WHAT THE TASK REQUIRES - Look through the data below. Collect every line where the word "code" occurs.

==*==

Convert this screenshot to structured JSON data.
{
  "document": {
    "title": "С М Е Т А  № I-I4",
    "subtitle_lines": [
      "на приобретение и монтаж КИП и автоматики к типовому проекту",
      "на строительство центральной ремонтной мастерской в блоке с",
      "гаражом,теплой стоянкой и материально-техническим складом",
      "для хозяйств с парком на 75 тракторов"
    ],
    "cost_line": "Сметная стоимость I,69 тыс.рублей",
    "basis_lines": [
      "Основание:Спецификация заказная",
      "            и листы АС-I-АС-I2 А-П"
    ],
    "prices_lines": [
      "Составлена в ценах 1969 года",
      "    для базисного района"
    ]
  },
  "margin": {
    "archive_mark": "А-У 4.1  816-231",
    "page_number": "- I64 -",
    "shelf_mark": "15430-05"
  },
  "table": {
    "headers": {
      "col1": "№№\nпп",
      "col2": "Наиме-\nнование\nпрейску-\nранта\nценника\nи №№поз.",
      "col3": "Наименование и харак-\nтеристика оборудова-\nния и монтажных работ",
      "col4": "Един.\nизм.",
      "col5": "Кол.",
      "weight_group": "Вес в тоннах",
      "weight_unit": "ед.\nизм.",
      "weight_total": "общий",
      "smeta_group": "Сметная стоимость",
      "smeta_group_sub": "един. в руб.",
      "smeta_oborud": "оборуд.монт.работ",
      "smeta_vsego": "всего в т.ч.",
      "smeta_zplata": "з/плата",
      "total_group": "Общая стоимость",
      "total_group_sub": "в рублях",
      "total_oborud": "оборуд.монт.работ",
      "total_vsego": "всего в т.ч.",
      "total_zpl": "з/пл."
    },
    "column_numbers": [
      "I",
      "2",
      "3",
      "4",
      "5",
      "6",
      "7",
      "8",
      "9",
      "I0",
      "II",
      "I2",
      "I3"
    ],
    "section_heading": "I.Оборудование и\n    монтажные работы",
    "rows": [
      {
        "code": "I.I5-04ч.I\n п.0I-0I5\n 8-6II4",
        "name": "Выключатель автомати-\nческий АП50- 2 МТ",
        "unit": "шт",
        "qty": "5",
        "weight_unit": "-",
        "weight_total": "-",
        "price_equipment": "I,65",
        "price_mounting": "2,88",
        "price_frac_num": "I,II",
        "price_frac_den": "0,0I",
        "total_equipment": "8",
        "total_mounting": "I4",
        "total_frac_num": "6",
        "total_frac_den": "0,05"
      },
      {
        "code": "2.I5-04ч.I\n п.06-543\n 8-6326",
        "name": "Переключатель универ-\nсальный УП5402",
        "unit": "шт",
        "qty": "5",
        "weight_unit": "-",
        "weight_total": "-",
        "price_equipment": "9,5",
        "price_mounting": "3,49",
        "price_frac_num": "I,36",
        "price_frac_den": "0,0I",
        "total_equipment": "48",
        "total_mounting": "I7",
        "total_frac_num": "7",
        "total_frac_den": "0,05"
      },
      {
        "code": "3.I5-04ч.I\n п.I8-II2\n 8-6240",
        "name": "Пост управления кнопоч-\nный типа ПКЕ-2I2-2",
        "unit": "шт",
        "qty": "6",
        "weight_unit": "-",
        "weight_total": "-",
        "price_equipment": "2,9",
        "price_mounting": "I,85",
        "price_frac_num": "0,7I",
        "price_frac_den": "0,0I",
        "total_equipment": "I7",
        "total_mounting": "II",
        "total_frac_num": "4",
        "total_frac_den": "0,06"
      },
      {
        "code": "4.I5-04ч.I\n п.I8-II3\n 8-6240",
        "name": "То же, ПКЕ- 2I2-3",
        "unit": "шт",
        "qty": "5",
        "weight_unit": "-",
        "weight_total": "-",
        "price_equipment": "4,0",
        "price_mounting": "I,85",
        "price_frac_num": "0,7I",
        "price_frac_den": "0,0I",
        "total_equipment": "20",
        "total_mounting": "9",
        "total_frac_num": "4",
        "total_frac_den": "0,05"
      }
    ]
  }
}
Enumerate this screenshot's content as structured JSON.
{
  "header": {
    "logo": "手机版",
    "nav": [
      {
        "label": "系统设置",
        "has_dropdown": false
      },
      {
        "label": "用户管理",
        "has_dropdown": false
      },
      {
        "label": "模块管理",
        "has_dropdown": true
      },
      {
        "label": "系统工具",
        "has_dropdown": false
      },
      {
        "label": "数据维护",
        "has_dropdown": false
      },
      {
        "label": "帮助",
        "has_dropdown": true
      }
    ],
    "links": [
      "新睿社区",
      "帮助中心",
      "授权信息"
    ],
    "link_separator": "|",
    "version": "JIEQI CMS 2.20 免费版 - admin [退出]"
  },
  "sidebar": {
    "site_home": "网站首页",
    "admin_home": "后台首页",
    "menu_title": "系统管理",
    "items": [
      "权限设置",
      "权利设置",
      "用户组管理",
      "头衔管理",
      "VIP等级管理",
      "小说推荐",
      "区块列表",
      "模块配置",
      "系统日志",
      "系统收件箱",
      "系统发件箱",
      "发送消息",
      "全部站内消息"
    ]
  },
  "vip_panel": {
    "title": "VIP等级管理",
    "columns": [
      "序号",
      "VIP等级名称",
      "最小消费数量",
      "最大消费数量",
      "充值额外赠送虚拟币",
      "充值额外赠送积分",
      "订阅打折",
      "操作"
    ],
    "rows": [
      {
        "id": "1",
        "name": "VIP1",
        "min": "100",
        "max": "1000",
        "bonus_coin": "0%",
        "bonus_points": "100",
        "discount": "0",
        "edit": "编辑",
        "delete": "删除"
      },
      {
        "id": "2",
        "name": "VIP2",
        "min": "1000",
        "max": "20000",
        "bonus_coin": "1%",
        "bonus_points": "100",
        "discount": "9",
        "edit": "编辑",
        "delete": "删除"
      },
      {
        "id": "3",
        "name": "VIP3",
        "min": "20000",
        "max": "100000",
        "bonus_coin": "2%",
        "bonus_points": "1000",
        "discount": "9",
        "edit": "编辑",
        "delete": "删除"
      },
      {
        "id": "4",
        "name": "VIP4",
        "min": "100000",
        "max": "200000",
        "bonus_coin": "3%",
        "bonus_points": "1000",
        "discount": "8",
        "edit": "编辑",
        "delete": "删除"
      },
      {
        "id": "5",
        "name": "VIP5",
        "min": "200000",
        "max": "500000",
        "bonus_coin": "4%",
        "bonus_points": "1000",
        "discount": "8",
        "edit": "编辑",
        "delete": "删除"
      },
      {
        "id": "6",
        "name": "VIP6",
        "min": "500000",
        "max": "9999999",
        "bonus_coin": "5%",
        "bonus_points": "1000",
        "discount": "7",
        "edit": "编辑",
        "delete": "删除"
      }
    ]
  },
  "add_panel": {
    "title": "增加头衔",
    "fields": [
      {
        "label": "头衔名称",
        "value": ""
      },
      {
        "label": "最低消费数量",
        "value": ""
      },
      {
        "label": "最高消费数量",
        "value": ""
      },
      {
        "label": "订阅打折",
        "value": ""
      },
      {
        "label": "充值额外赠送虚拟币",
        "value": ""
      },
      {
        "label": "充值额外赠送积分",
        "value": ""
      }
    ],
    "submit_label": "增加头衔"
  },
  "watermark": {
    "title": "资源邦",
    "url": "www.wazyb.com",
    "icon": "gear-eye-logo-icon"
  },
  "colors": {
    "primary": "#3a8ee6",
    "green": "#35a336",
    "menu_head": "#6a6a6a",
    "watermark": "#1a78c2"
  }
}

==*==

RESULT BELOW -
        "code": "I.I5-04ч.I\n п.0I-0I5\n 8-6II4",
        "code": "2.I5-04ч.I\n п.06-543\n 8-6326",
        "code": "3.I5-04ч.I\n п.I8-II2\n 8-6240",
        "code": "4.I5-04ч.I\n п.I8-II3\n 8-6240",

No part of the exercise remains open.